**Goal**
Pick out every line that holds the string "fuera" and copy it.

**Excerpted records**

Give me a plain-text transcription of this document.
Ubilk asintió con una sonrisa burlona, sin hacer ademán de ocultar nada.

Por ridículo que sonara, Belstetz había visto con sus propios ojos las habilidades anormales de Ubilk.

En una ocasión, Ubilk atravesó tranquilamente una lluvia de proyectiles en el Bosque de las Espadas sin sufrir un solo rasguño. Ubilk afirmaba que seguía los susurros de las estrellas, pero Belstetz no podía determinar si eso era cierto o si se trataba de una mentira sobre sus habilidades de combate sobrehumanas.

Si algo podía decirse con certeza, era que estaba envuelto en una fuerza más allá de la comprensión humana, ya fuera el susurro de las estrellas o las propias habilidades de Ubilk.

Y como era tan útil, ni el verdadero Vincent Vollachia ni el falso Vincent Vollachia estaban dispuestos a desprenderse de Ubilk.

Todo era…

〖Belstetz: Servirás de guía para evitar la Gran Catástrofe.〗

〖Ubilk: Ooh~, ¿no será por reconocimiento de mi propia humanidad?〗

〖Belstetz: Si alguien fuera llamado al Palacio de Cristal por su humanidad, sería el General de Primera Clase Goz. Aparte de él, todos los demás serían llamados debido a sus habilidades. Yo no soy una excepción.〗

**Reply**
Si algo podía decirse con certeza, era que estaba envuelto en una fuerza más allá de la comprensión humana, ya fuera el susurro de las estrellas o las propias habilidades de Ubilk.
〖Belstetz: Si alguien fuera llamado al Palacio de Cristal por su humanidad, sería el General de Primera Clase Goz. Aparte de él, todos los demás serían llamados debido a sus habilidades. Yo no soy una excepción.〗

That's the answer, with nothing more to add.